╭─ Records

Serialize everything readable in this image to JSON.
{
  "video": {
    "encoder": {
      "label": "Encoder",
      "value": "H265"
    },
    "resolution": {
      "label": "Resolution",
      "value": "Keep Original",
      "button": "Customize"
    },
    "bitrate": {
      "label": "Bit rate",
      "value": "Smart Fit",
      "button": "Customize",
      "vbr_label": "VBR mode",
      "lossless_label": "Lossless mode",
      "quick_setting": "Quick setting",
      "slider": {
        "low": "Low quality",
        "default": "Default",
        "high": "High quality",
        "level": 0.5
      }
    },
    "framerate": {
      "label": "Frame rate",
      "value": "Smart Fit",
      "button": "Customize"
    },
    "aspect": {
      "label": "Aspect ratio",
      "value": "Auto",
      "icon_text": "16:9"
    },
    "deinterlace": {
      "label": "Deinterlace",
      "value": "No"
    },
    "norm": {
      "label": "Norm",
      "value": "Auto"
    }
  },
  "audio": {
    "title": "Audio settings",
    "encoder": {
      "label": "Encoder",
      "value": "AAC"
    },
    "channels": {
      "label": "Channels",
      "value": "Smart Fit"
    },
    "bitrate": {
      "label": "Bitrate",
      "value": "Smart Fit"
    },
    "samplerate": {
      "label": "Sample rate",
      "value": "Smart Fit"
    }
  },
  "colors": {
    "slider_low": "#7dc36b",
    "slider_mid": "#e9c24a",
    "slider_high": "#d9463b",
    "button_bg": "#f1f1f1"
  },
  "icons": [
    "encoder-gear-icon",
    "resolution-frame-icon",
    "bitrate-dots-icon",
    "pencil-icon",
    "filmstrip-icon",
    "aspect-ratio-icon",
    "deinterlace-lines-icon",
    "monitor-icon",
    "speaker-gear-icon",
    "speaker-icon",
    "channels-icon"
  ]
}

╰─

» **The exercise**: Of the lines in the data above, how many contain the word "value"? Give only that figure.

» **Output for this task**: 11